* _Your task_
Reproduce all of the data exactly.

* _Figure content listings_
----------------------------------------

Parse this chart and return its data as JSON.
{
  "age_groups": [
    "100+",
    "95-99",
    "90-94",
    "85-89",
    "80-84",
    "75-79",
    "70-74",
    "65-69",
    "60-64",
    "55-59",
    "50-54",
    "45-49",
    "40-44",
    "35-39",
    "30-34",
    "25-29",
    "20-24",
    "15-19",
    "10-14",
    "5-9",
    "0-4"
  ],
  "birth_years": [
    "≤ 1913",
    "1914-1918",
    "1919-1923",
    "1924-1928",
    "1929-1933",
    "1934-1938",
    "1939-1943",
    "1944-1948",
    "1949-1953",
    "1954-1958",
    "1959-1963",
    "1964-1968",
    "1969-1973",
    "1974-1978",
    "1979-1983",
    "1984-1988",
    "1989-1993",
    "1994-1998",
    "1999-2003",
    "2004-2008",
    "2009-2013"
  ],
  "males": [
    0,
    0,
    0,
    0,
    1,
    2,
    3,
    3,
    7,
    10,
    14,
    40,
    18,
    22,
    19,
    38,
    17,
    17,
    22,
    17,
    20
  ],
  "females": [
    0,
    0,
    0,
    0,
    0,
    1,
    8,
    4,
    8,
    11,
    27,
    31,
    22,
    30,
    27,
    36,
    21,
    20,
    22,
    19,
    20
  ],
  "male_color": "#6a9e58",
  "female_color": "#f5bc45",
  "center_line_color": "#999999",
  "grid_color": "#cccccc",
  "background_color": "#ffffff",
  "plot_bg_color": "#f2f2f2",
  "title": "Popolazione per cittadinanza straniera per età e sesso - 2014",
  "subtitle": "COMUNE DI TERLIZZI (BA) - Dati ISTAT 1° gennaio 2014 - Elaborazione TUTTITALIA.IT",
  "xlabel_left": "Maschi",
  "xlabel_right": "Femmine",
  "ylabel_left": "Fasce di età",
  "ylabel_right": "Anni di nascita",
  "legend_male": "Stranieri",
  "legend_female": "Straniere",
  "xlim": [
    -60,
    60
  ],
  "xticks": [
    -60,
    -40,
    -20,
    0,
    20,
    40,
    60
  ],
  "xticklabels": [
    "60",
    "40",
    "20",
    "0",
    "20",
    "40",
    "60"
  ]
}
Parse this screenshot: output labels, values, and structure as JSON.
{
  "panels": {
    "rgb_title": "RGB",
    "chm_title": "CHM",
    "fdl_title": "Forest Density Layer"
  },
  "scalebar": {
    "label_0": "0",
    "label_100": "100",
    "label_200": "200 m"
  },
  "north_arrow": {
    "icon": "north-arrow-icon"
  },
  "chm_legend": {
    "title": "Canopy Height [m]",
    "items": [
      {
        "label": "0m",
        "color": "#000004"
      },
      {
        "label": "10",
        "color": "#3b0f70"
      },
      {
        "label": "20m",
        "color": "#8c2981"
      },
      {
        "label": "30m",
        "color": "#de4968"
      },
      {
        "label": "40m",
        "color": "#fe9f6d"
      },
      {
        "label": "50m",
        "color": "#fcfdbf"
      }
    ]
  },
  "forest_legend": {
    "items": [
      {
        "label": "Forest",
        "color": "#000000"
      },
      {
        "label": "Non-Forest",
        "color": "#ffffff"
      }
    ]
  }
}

----------------------------------------

* _Correct response_
Parse this chart and return its data as JSON.
{
  "age_groups": [
    "100+",
    "95-99",
    "90-94",
    "85-89",
    "80-84",
    "75-79",
    "70-74",
    "65-69",
    "60-64",
    "55-59",
    "50-54",
    "45-49",
    "40-44",
    "35-39",
    "30-34",
    "25-29",
    "20-24",
    "15-19",
    "10-14",
    "5-9",
    "0-4"
  ],
  "birth_years": [
    "≤ 1913",
    "1914-1918",
    "1919-1923",
    "1924-1928",
    "1929-1933",
    "1934-1938",
    "1939-1943",
    "1944-1948",
    "1949-1953",
    "1954-1958",
    "1959-1963",
    "1964-1968",
    "1969-1973",
    "1974-1978",
    "1979-1983",
    "1984-1988",
    "1989-1993",
    "1994-1998",
    "1999-2003",
    "2004-2008",
    "2009-2013"
  ],
  "males": [
    0,
    0,
    0,
    0,
    1,
    2,
    3,
    3,
    7,
    10,
    14,
    40,
    18,
    22,
    19,
    38,
    17,
    17,
    22,
    17,
    20
  ],
  "females": [
    0,
    0,
    0,
    0,
    0,
    1,
    8,
    4,
    8,
    11,
    27,
    31,
    22,
    30,
    27,
    36,
    21,
    20,
    22,
    19,
    20
  ],
  "male_color": "#6a9e58",
  "female_color": "#f5bc45",
  "center_line_color": "#999999",
  "grid_color": "#cccccc",
  "background_color": "#ffffff",
  "plot_bg_color": "#f2f2f2",
  "title": "Popolazione per cittadinanza straniera per età e sesso - 2014",
  "subtitle": "COMUNE DI TERLIZZI (BA) - Dati ISTAT 1° gennaio 2014 - Elaborazione TUTTITALIA.IT",
  "xlabel_left": "Maschi",
  "xlabel_right": "Femmine",
  "ylabel_left": "Fasce di età",
  "ylabel_right": "Anni di nascita",
  "legend_male": "Stranieri",
  "legend_female": "Straniere",
  "xlim": [
    -60,
    60
  ],
  "xticks": [
    -60,
    -40,
    -20,
    0,
    20,
    40,
    60
  ],
  "xticklabels": [
    "60",
    "40",
    "20",
    "0",
    "20",
    "40",
    "60"
  ]
}
Parse this screenshot: output labels, values, and structure as JSON.
{
  "panels": {
    "rgb_title": "RGB",
    "chm_title": "CHM",
    "fdl_title": "Forest Density Layer"
  },
  "scalebar": {
    "label_0": "0",
    "label_100": "100",
    "label_200": "200 m"
  },
  "north_arrow": {
    "icon": "north-arrow-icon"
  },
  "chm_legend": {
    "title": "Canopy Height [m]",
    "items": [
      {
        "label": "0m",
        "color": "#000004"
      },
      {
        "label": "10",
        "color": "#3b0f70"
      },
      {
        "label": "20m",
        "color": "#8c2981"
      },
      {
        "label": "30m",
        "color": "#de4968"
      },
      {
        "label": "40m",
        "color": "#fe9f6d"
      },
      {
        "label": "50m",
        "color": "#fcfdbf"
      }
    ]
  },
  "forest_legend": {
    "items": [
      {
        "label": "Forest",
        "color": "#000000"
      },
      {
        "label": "Non-Forest",
        "color": "#ffffff"
      }
    ]
  }
}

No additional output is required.